Task details:
List every distinct username that posts in the forum thread on UAE National Bonds below, in the order each first appears.

Source excerpt:
# UAE National Bonds



## Navaron (Oct 13, 2014)

From a cursory glance at the official website it seems to be a mixture of UK premium bonds (a monthly draw) but also paying interest.,... too good to be true?

Has anyone any experience in investing in these bonds?


----------



## Felixtoo2 (Jan 16, 2009)

I've got a few thousand dh in them but to be honest i'd forgot all about them until i saw this thread, one of my workmates won a BMW420 a coupe of months back.


----------



## Navaron (Oct 13, 2014)

My main concern is whether they are secure, like UK premium bonds.... even if you buy some monthly for example


----------



## kundapur (Sep 8, 2009)

Sounds very interesting!!! Will look into these - is it through any particular bank?


----------



## saya123 (Dec 11, 2008)

it is secure but gives very minimal return.. I held it for a few yrs hoping to win a big prize but that never happens.. the max I have won so far is 50 dirhams multiple times in their every minute draw.. but when u cumulate it all and look at your yearly earnings it is about 1-2% max! (profit + prizes)

Entries shown:
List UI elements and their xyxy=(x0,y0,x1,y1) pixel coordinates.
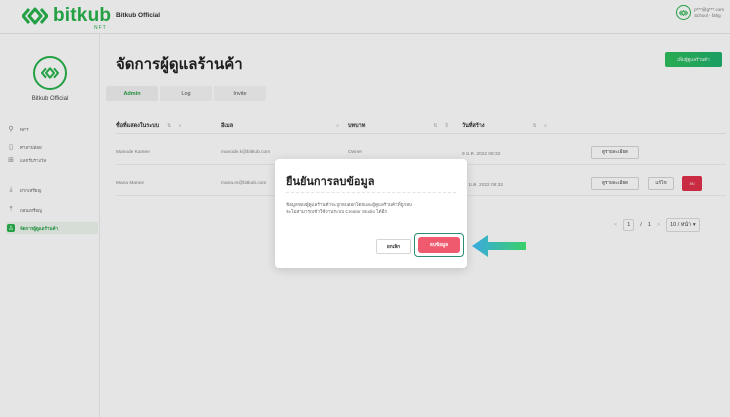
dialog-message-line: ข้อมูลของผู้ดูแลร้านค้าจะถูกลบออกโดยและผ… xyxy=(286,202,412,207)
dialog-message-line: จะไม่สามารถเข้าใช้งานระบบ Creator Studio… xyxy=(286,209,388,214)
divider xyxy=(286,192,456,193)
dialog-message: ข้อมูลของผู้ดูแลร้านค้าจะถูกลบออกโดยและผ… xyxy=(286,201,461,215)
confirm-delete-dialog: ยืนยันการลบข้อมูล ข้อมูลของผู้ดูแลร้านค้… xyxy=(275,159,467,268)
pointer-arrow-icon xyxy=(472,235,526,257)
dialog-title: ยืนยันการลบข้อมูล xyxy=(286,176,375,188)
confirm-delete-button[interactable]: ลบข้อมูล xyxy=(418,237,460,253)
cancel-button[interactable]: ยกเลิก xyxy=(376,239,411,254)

--

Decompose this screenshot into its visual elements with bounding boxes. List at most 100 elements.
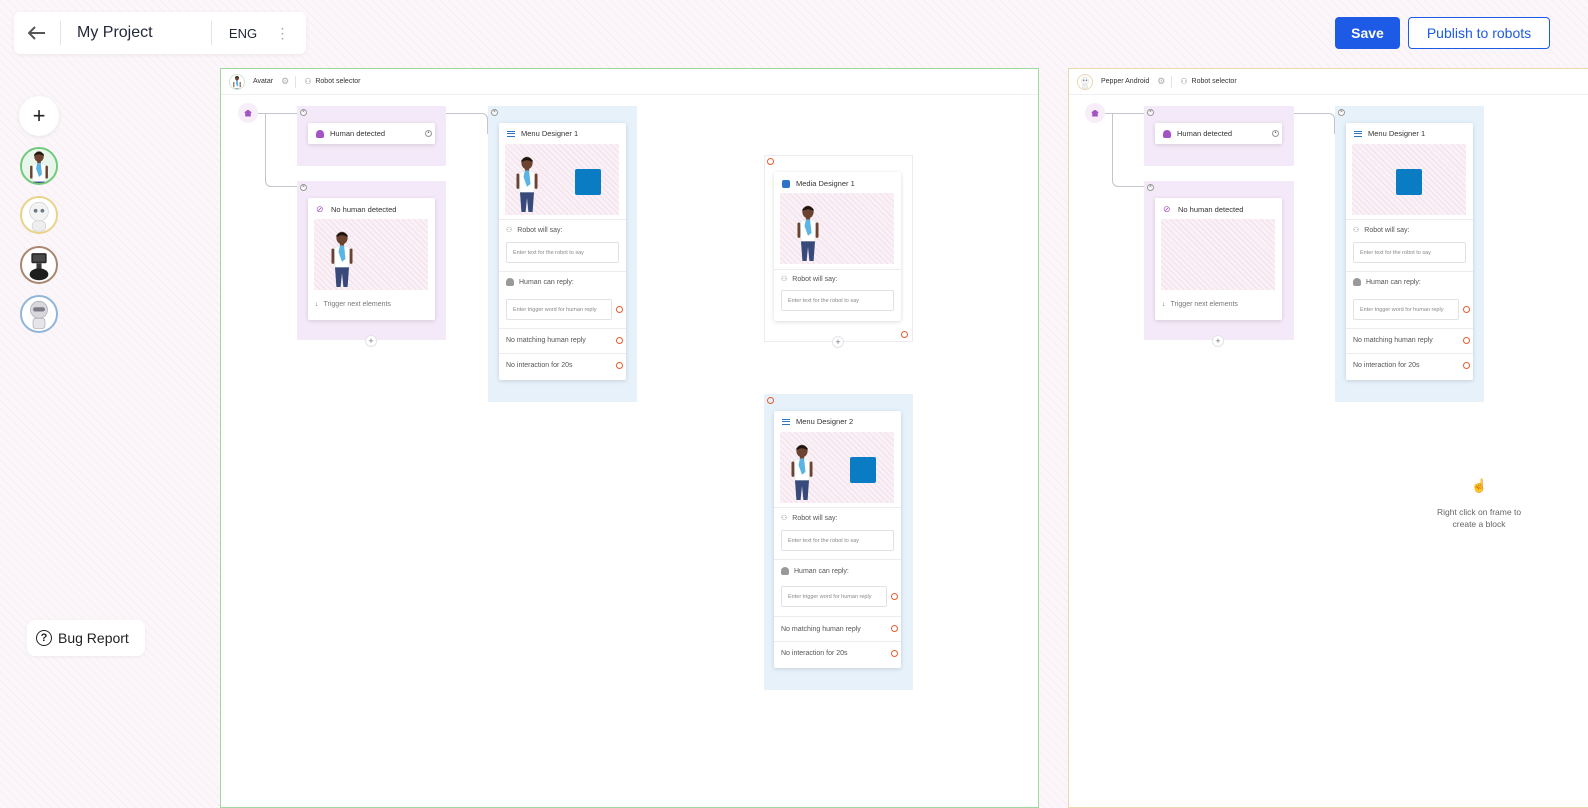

==

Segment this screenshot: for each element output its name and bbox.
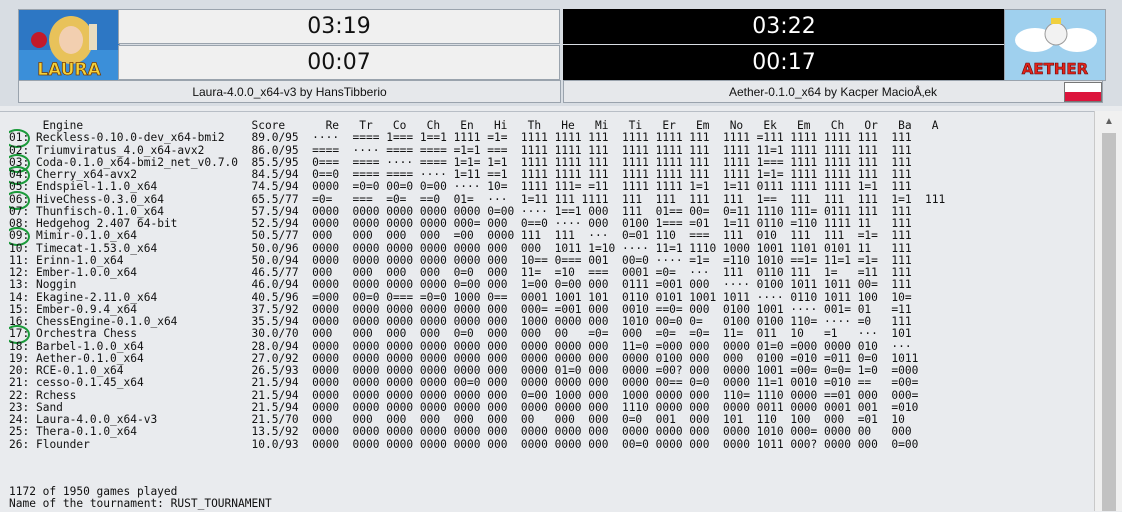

Task output:
Navaron, Felixtoo2, kundapur, saya123